# [GIVEN REQUEST]
Looking through the listing, how many of its lines hold the word "subtitle"? Answer with only the number.

# [MATERIAL FOR THIS TASK]
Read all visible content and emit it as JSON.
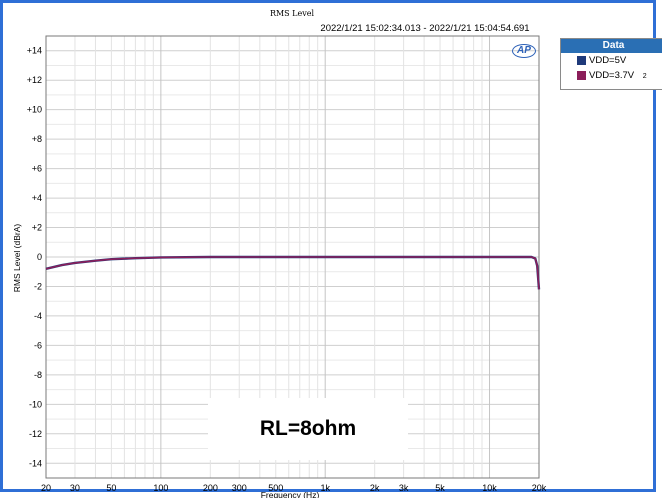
{
  "header": {
    "title": "RMS Level",
    "time_range": "2022/1/21 15:02:34.013 - 2022/1/21 15:04:54.691"
  },
  "legend": {
    "title": "Data",
    "items": [
      {
        "label": "VDD=5V",
        "color": "#1f3a7a",
        "tag": ""
      },
      {
        "label": "VDD=3.7V",
        "color": "#8b1e5a",
        "tag": "2"
      }
    ]
  },
  "annotation": "RL=8ohm",
  "logo": "AP",
  "chart_data": {
    "type": "line",
    "title": "RMS Level",
    "subtitle": "2022/1/21 15:02:34.013 - 2022/1/21 15:04:54.691",
    "xlabel": "Frequency (Hz)",
    "ylabel": "RMS Level (dBrA)",
    "xscale": "log",
    "xlim": [
      20,
      20000
    ],
    "ylim": [
      -15,
      15
    ],
    "x_ticks": [
      20,
      30,
      50,
      100,
      200,
      300,
      500,
      1000,
      2000,
      3000,
      5000,
      10000,
      20000
    ],
    "x_tick_labels": [
      "20",
      "30",
      "50",
      "100",
      "200",
      "300",
      "500",
      "1k",
      "2k",
      "3k",
      "5k",
      "10k",
      "20k"
    ],
    "y_ticks": [
      14,
      12,
      10,
      8,
      6,
      4,
      2,
      0,
      -2,
      -4,
      -6,
      -8,
      -10,
      -12,
      -14
    ],
    "y_tick_labels": [
      "+14",
      "+12",
      "+10",
      "+8",
      "+6",
      "+4",
      "+2",
      "0",
      "-2",
      "-4",
      "-6",
      "-8",
      "-10",
      "-12",
      "-14"
    ],
    "grid": true,
    "legend_position": "top-right outside",
    "series": [
      {
        "name": "VDD=5V",
        "color": "#1f3a7a",
        "x": [
          20,
          25,
          30,
          40,
          50,
          70,
          100,
          200,
          500,
          1000,
          5000,
          10000,
          15000,
          18000,
          19000,
          19500,
          20000
        ],
        "values": [
          -0.8,
          -0.55,
          -0.4,
          -0.25,
          -0.15,
          -0.08,
          -0.03,
          0.0,
          0.0,
          0.0,
          0.0,
          0.0,
          0.0,
          0.0,
          -0.1,
          -0.6,
          -2.2
        ]
      },
      {
        "name": "VDD=3.7V",
        "color": "#8b1e5a",
        "x": [
          20,
          25,
          30,
          40,
          50,
          70,
          100,
          200,
          500,
          1000,
          5000,
          10000,
          15000,
          18000,
          19000,
          19500,
          20000
        ],
        "values": [
          -0.8,
          -0.55,
          -0.4,
          -0.25,
          -0.15,
          -0.08,
          -0.03,
          0.0,
          0.0,
          0.0,
          0.0,
          0.0,
          0.0,
          0.0,
          -0.1,
          -0.6,
          -2.2
        ]
      }
    ]
  }
}
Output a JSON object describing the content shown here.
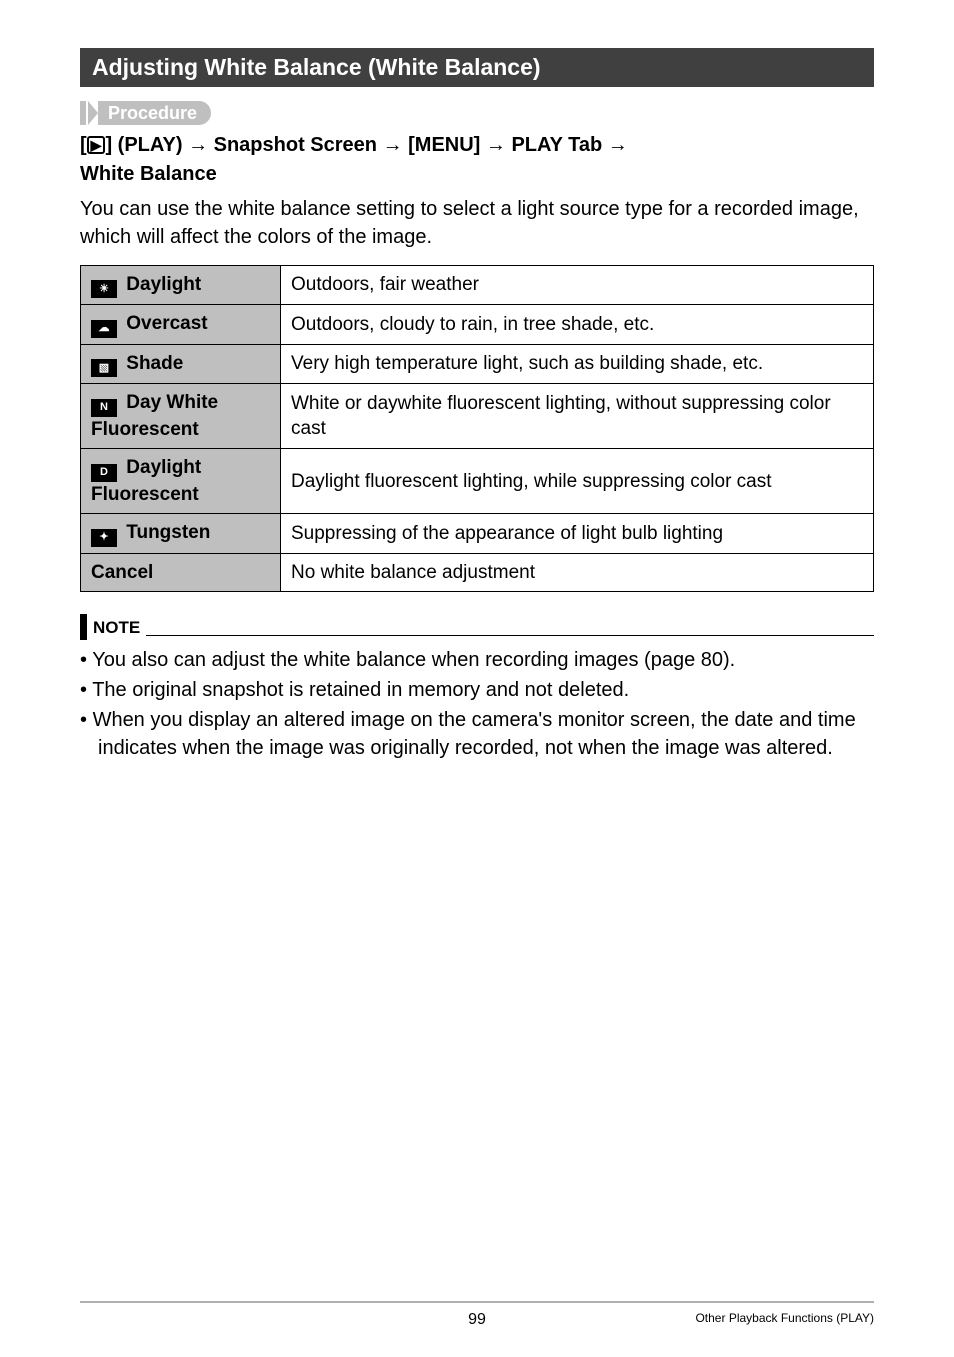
{
  "section_title": "Adjusting White Balance (White Balance)",
  "procedure_label": "Procedure",
  "breadcrumb": {
    "parts": [
      "[",
      "] (PLAY) ",
      " Snapshot Screen ",
      " [MENU] ",
      " PLAY Tab ",
      " "
    ],
    "last_line": "White Balance"
  },
  "intro_text": "You can use the white balance setting to select a light source type for a recorded image, which will affect the colors of the image.",
  "table": {
    "rows": [
      {
        "icon": "☀",
        "label": "Daylight",
        "desc": "Outdoors, fair weather"
      },
      {
        "icon": "☁",
        "label": "Overcast",
        "desc": "Outdoors, cloudy to rain, in tree shade, etc."
      },
      {
        "icon": "▧",
        "label": "Shade",
        "desc": "Very high temperature light, such as building shade, etc."
      },
      {
        "icon": "N",
        "label": "Day White Fluorescent",
        "desc": "White or daywhite fluorescent lighting, without suppressing color cast"
      },
      {
        "icon": "D",
        "label": "Daylight Fluorescent",
        "desc": "Daylight fluorescent lighting, while suppressing color cast"
      },
      {
        "icon": "✦",
        "label": "Tungsten",
        "desc": "Suppressing of the appearance of light bulb lighting"
      },
      {
        "icon": "",
        "label": "Cancel",
        "desc": "No white balance adjustment"
      }
    ]
  },
  "note_label": "NOTE",
  "notes": [
    "You also can adjust the white balance when recording images (page 80).",
    "The original snapshot is retained in memory and not deleted.",
    "When you display an altered image on the camera's monitor screen, the date and time indicates when the image was originally recorded, not when the image was altered."
  ],
  "footer": {
    "page_number": "99",
    "right_text": "Other Playback Functions (PLAY)"
  },
  "colors": {
    "header_bg": "#404040",
    "header_fg": "#ffffff",
    "proc_bg": "#bfbfbf",
    "th_bg": "#bfbfbf",
    "border": "#000000",
    "footer_rule": "#b0b0b0"
  }
}
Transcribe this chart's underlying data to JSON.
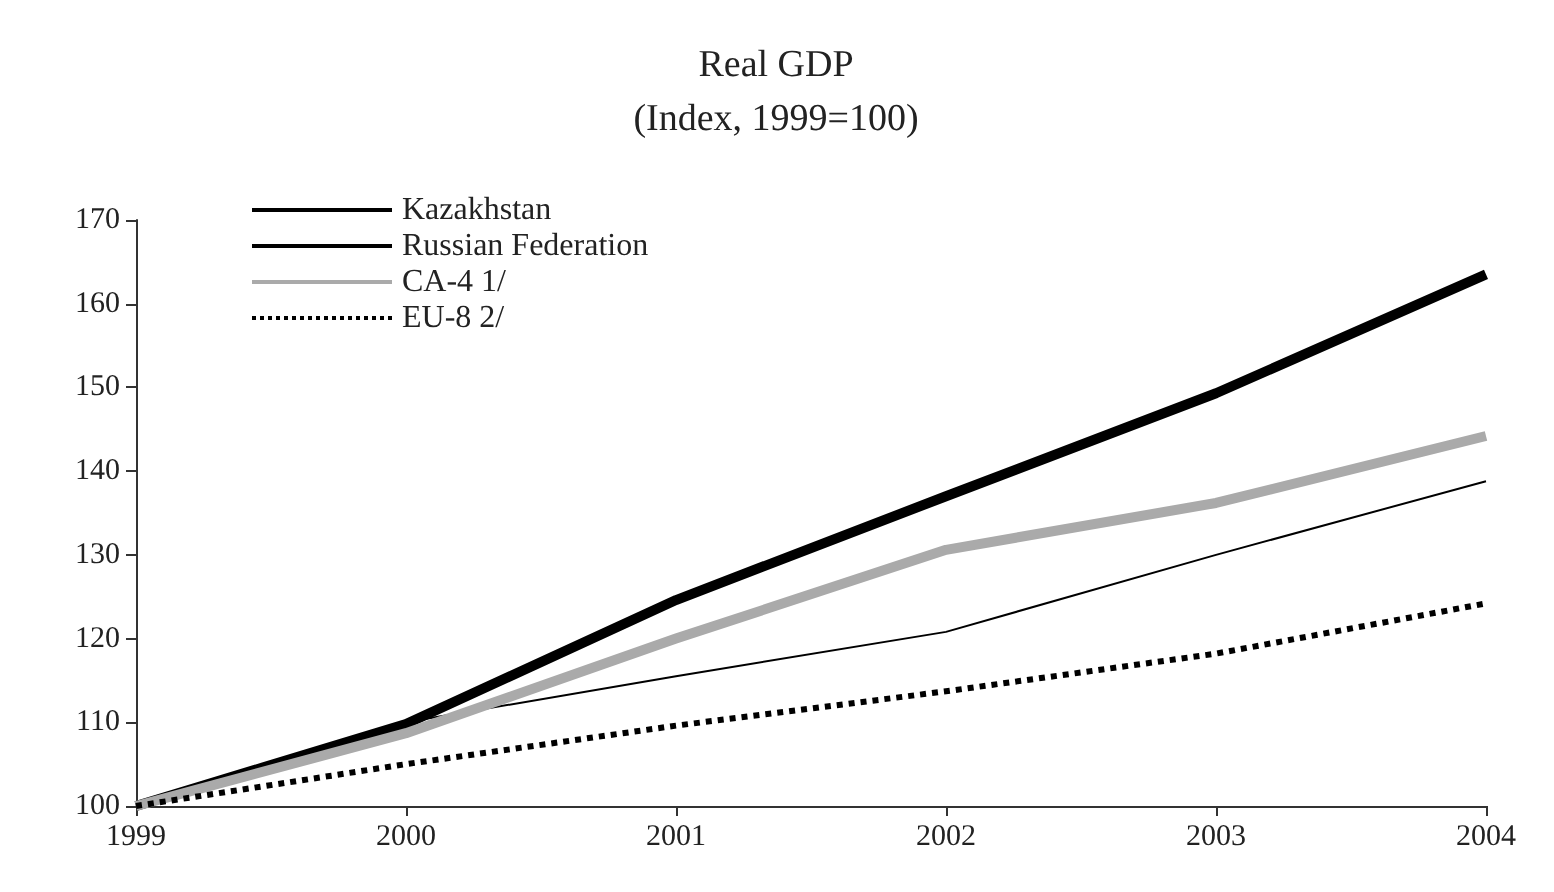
{
  "chart_data": {
    "type": "line",
    "title": "Real GDP",
    "subtitle": "(Index, 1999=100)",
    "categories": [
      "1999",
      "2000",
      "2001",
      "2002",
      "2003",
      "2004"
    ],
    "series": [
      {
        "name": "Kazakhstan",
        "color": "#000000",
        "values": [
          100,
          109.8,
          124.6,
          137,
          149.3,
          163.5
        ],
        "line_style": "solid"
      },
      {
        "name": "Russian Federation",
        "color": "#000000",
        "values": [
          100,
          110,
          115.5,
          120.8,
          130,
          138.8
        ],
        "line_style": "solid"
      },
      {
        "name": "CA-4 1/",
        "color": "#aaaaaa",
        "values": [
          100,
          108.7,
          120,
          130.6,
          136.2,
          144.2
        ],
        "line_style": "solid"
      },
      {
        "name": "EU-8 2/",
        "color": "#000000",
        "values": [
          100,
          105,
          109.6,
          113.7,
          118.2,
          124.2
        ],
        "line_style": "dotted"
      }
    ],
    "ylim": [
      100,
      170
    ],
    "yticks": [
      100,
      110,
      120,
      130,
      140,
      150,
      160,
      170
    ],
    "grid": false,
    "legend": "top left",
    "marker": "none"
  }
}
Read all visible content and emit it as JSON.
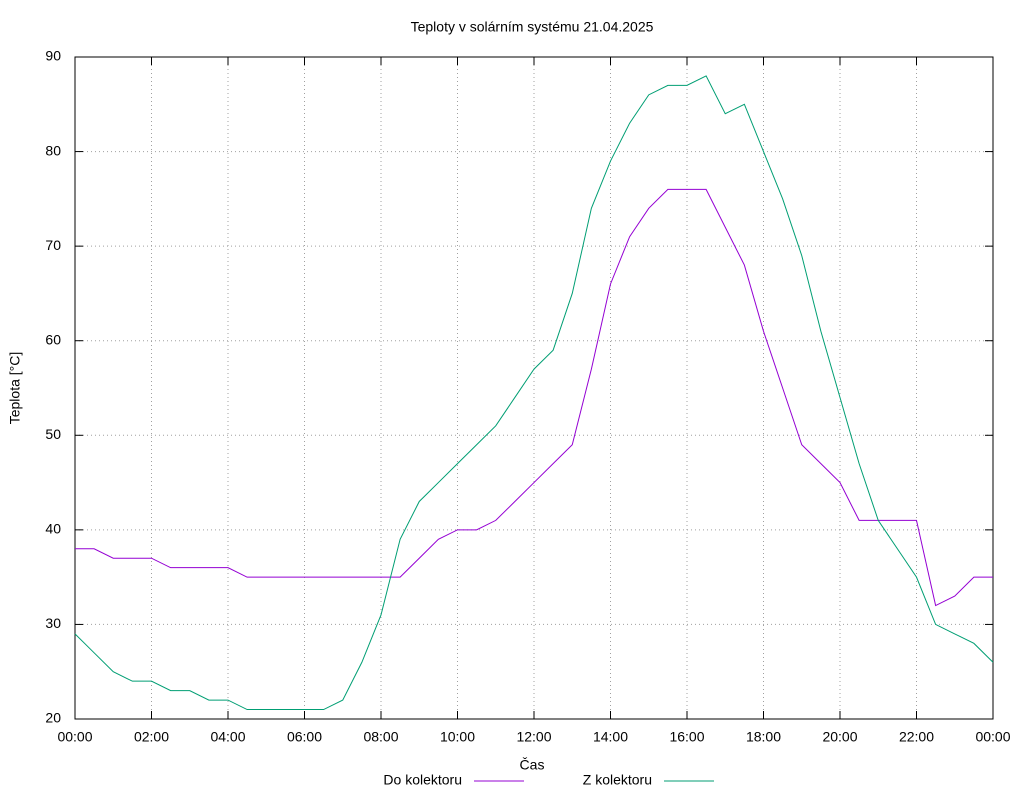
{
  "chart_data": {
    "type": "line",
    "title": "Teploty v solárním systému 21.04.2025",
    "x_label": "Čas",
    "y_label": "Teplota [°C]",
    "x": [
      0,
      0.5,
      1,
      1.5,
      2,
      2.5,
      3,
      3.5,
      4,
      4.5,
      5,
      5.5,
      6,
      6.5,
      7,
      7.5,
      8,
      8.5,
      9,
      9.5,
      10,
      10.5,
      11,
      11.5,
      12,
      12.5,
      13,
      13.5,
      14,
      14.5,
      15,
      15.5,
      16,
      16.5,
      17,
      17.5,
      18,
      18.5,
      19,
      19.5,
      20,
      20.5,
      21,
      21.5,
      22,
      22.5,
      23,
      23.5,
      24
    ],
    "series": [
      {
        "name": "Do kolektoru",
        "color": "#9400d3",
        "values": [
          38,
          38,
          37,
          37,
          37,
          36,
          36,
          36,
          36,
          35,
          35,
          35,
          35,
          35,
          35,
          35,
          35,
          35,
          37,
          39,
          40,
          40,
          41,
          43,
          45,
          47,
          49,
          57,
          66,
          71,
          74,
          76,
          76,
          76,
          72,
          68,
          61,
          55,
          49,
          47,
          45,
          41,
          41,
          41,
          41,
          32,
          33,
          35,
          35
        ]
      },
      {
        "name": "Z kolektoru",
        "color": "#009e73",
        "values": [
          29,
          27,
          25,
          24,
          24,
          23,
          23,
          22,
          22,
          21,
          21,
          21,
          21,
          21,
          22,
          26,
          31,
          39,
          43,
          45,
          47,
          49,
          51,
          54,
          57,
          59,
          65,
          74,
          79,
          83,
          86,
          87,
          87,
          88,
          84,
          85,
          80,
          75,
          69,
          61,
          54,
          47,
          41,
          38,
          35,
          30,
          29,
          28,
          26
        ]
      }
    ],
    "xlim": [
      0,
      24
    ],
    "xticks": [
      {
        "value": 0,
        "label": "00:00"
      },
      {
        "value": 2,
        "label": "02:00"
      },
      {
        "value": 4,
        "label": "04:00"
      },
      {
        "value": 6,
        "label": "06:00"
      },
      {
        "value": 8,
        "label": "08:00"
      },
      {
        "value": 10,
        "label": "10:00"
      },
      {
        "value": 12,
        "label": "12:00"
      },
      {
        "value": 14,
        "label": "14:00"
      },
      {
        "value": 16,
        "label": "16:00"
      },
      {
        "value": 18,
        "label": "18:00"
      },
      {
        "value": 20,
        "label": "20:00"
      },
      {
        "value": 22,
        "label": "22:00"
      },
      {
        "value": 24,
        "label": "00:00"
      }
    ],
    "ylim": [
      20,
      90
    ],
    "yticks": [
      20,
      30,
      40,
      50,
      60,
      70,
      80,
      90
    ],
    "grid": true,
    "legend": "bottom"
  }
}
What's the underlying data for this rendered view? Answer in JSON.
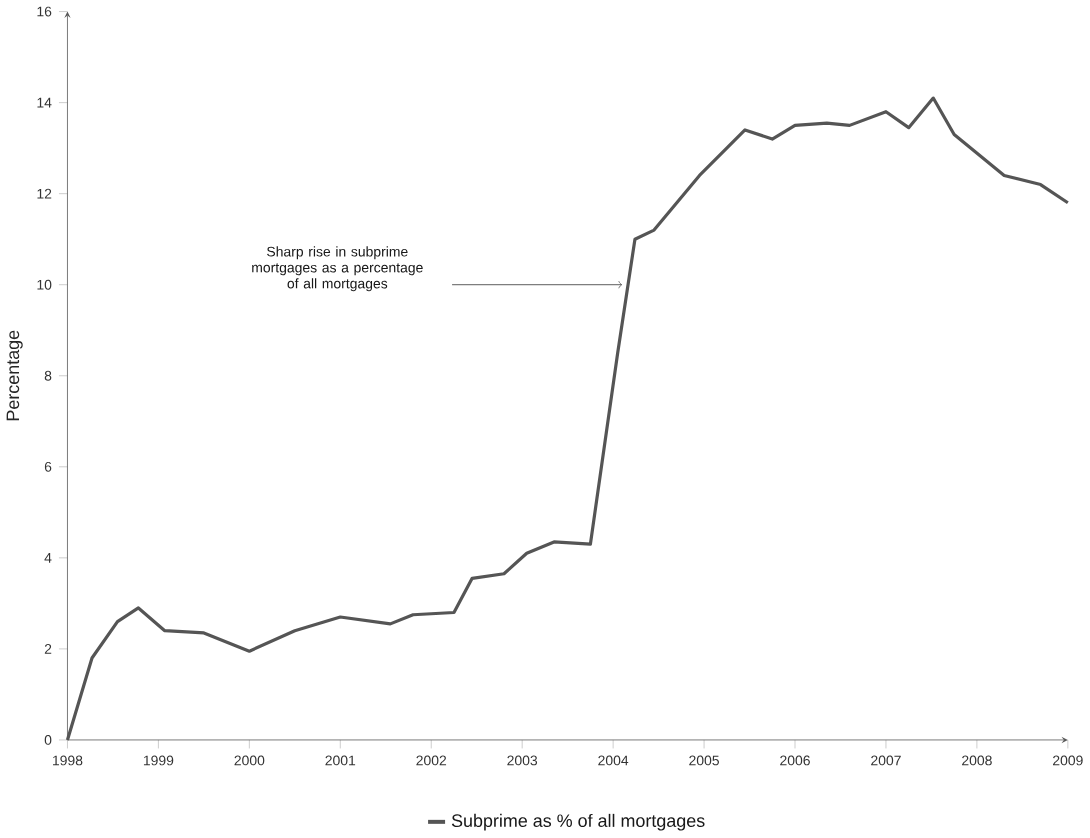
{
  "chart_data": {
    "type": "line",
    "ylabel": "Percentage",
    "legend": "bottom",
    "grid": false,
    "marker": "none",
    "line_style": "solid",
    "xlim": [
      1998,
      2009
    ],
    "ylim": [
      0,
      16
    ],
    "xticks": [
      1998,
      1999,
      2000,
      2001,
      2002,
      2003,
      2004,
      2005,
      2006,
      2007,
      2008,
      2009
    ],
    "yticks": [
      0,
      2,
      4,
      6,
      8,
      10,
      12,
      14,
      16
    ],
    "annotations": [
      "Sharp rise in subprime mortgages as a percentage of all mortgages"
    ],
    "series": [
      {
        "name": "Subprime as % of all mortgages",
        "color": "#555555",
        "x": [
          1998,
          1998.27,
          1998.55,
          1998.78,
          1999.07,
          1999.5,
          2000.0,
          2000.5,
          2001.0,
          2001.55,
          2001.8,
          2002.25,
          2002.45,
          2002.8,
          2003.05,
          2003.35,
          2003.75,
          2004.05,
          2004.24,
          2004.45,
          2004.95,
          2005.45,
          2005.75,
          2006.0,
          2006.35,
          2006.6,
          2007.0,
          2007.25,
          2007.52,
          2007.75,
          2008.3,
          2008.7,
          2009.0
        ],
        "values": [
          0,
          1.8,
          2.6,
          2.9,
          2.4,
          2.35,
          1.95,
          2.4,
          2.7,
          2.55,
          2.75,
          2.8,
          3.55,
          3.65,
          4.1,
          4.35,
          4.3,
          8.5,
          11.0,
          11.2,
          12.4,
          13.4,
          13.2,
          13.5,
          13.55,
          13.5,
          13.8,
          13.45,
          14.1,
          13.3,
          12.4,
          12.2,
          11.8
        ]
      }
    ]
  }
}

# [OUTPUT OF THE TASK]
2